**** Exercise materials

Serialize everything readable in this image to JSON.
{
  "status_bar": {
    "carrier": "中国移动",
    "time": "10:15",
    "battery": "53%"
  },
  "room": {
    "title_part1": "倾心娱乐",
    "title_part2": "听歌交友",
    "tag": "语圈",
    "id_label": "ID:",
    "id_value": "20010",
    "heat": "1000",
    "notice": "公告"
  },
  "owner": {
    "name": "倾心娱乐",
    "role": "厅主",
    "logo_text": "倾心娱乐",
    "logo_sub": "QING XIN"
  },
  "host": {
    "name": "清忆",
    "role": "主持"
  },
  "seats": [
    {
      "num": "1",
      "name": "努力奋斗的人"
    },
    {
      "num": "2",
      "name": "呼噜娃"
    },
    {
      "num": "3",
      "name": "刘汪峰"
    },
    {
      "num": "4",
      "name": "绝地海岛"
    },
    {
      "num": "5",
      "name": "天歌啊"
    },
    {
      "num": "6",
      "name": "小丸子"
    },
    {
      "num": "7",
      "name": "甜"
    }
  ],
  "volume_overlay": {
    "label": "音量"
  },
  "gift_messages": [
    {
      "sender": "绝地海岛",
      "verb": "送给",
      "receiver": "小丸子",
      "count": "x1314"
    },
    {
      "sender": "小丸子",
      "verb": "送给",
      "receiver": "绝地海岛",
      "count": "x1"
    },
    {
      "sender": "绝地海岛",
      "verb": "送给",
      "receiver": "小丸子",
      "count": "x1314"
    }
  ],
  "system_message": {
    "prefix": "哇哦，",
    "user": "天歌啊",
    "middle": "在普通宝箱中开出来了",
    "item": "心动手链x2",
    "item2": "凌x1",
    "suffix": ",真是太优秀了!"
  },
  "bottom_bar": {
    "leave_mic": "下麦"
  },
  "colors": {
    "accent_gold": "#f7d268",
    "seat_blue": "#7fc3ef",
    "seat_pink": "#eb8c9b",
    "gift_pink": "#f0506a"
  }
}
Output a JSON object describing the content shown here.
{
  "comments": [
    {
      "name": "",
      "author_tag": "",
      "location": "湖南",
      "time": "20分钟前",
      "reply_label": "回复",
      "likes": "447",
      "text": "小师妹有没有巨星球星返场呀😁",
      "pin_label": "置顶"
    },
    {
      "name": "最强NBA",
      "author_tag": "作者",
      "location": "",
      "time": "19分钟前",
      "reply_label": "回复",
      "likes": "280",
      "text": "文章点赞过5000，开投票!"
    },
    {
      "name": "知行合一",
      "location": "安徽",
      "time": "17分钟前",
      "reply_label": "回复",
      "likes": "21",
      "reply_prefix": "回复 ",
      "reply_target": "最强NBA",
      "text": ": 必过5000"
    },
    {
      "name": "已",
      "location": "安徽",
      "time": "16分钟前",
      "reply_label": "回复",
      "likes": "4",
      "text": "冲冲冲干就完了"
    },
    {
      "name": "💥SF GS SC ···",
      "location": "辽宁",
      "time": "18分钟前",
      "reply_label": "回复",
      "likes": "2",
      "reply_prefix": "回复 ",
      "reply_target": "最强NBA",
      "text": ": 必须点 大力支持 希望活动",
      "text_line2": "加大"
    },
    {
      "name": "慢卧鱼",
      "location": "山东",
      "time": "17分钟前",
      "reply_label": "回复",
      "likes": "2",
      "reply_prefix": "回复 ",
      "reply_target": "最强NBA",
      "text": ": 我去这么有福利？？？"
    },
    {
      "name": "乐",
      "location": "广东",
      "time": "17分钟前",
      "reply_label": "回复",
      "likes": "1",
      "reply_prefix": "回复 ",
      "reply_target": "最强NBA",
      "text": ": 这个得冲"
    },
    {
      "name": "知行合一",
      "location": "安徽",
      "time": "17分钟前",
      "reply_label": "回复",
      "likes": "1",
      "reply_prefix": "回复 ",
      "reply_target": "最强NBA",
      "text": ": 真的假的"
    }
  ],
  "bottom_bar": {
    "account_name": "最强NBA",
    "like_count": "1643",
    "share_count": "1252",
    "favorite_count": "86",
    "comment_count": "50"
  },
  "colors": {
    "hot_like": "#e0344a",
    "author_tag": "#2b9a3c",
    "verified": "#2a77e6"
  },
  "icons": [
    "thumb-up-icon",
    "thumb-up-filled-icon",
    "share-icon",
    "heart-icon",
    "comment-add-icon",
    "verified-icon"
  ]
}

********

Task instructions: From the first line to the last, please quote the material above exactly.

Written response:
Serialize everything readable in this image to JSON.
{
  "status_bar": {
    "carrier": "中国移动",
    "time": "10:15",
    "battery": "53%"
  },
  "room": {
    "title_part1": "倾心娱乐",
    "title_part2": "听歌交友",
    "tag": "语圈",
    "id_label": "ID:",
    "id_value": "20010",
    "heat": "1000",
    "notice": "公告"
  },
  "owner": {
    "name": "倾心娱乐",
    "role": "厅主",
    "logo_text": "倾心娱乐",
    "logo_sub": "QING XIN"
  },
  "host": {
    "name": "清忆",
    "role": "主持"
  },
  "seats": [
    {
      "num": "1",
      "name": "努力奋斗的人"
    },
    {
      "num": "2",
      "name": "呼噜娃"
    },
    {
      "num": "3",
      "name": "刘汪峰"
    },
    {
      "num": "4",
      "name": "绝地海岛"
    },
    {
      "num": "5",
      "name": "天歌啊"
    },
    {
      "num": "6",
      "name": "小丸子"
    },
    {
      "num": "7",
      "name": "甜"
    }
  ],
  "volume_overlay": {
    "label": "音量"
  },
  "gift_messages": [
    {
      "sender": "绝地海岛",
      "verb": "送给",
      "receiver": "小丸子",
      "count": "x1314"
    },
    {
      "sender": "小丸子",
      "verb": "送给",
      "receiver": "绝地海岛",
      "count": "x1"
    },
    {
      "sender": "绝地海岛",
      "verb": "送给",
      "receiver": "小丸子",
      "count": "x1314"
    }
  ],
  "system_message": {
    "prefix": "哇哦，",
    "user": "天歌啊",
    "middle": "在普通宝箱中开出来了",
    "item": "心动手链x2",
    "item2": "凌x1",
    "suffix": ",真是太优秀了!"
  },
  "bottom_bar": {
    "leave_mic": "下麦"
  },
  "colors": {
    "accent_gold": "#f7d268",
    "seat_blue": "#7fc3ef",
    "seat_pink": "#eb8c9b",
    "gift_pink": "#f0506a"
  }
}
Output a JSON object describing the content shown here.
{
  "comments": [
    {
      "name": "",
      "author_tag": "",
      "location": "湖南",
      "time": "20分钟前",
      "reply_label": "回复",
      "likes": "447",
      "text": "小师妹有没有巨星球星返场呀😁",
      "pin_label": "置顶"
    },
    {
      "name": "最强NBA",
      "author_tag": "作者",
      "location": "",
      "time": "19分钟前",
      "reply_label": "回复",
      "likes": "280",
      "text": "文章点赞过5000，开投票!"
    },
    {
      "name": "知行合一",
      "location": "安徽",
      "time": "17分钟前",
      "reply_label": "回复",
      "likes": "21",
      "reply_prefix": "回复 ",
      "reply_target": "最强NBA",
      "text": ": 必过5000"
    },
    {
      "name": "已",
      "location": "安徽",
      "time": "16分钟前",
      "reply_label": "回复",
      "likes": "4",
      "text": "冲冲冲干就完了"
    },
    {
      "name": "💥SF GS SC ···",
      "location": "辽宁",
      "time": "18分钟前",
      "reply_label": "回复",
      "likes": "2",
      "reply_prefix": "回复 ",
      "reply_target": "最强NBA",
      "text": ": 必须点 大力支持 希望活动",
      "text_line2": "加大"
    },
    {
      "name": "慢卧鱼",
      "location": "山东",
      "time": "17分钟前",
      "reply_label": "回复",
      "likes": "2",
      "reply_prefix": "回复 ",
      "reply_target": "最强NBA",
      "text": ": 我去这么有福利？？？"
    },
    {
      "name": "乐",
      "location": "广东",
      "time": "17分钟前",
      "reply_label": "回复",
      "likes": "1",
      "reply_prefix": "回复 ",
      "reply_target": "最强NBA",
      "text": ": 这个得冲"
    },
    {
      "name": "知行合一",
      "location": "安徽",
      "time": "17分钟前",
      "reply_label": "回复",
      "likes": "1",
      "reply_prefix": "回复 ",
      "reply_target": "最强NBA",
      "text": ": 真的假的"
    }
  ],
  "bottom_bar": {
    "account_name": "最强NBA",
    "like_count": "1643",
    "share_count": "1252",
    "favorite_count": "86",
    "comment_count": "50"
  },
  "colors": {
    "hot_like": "#e0344a",
    "author_tag": "#2b9a3c",
    "verified": "#2a77e6"
  },
  "icons": [
    "thumb-up-icon",
    "thumb-up-filled-icon",
    "share-icon",
    "heart-icon",
    "comment-add-icon",
    "verified-icon"
  ]
}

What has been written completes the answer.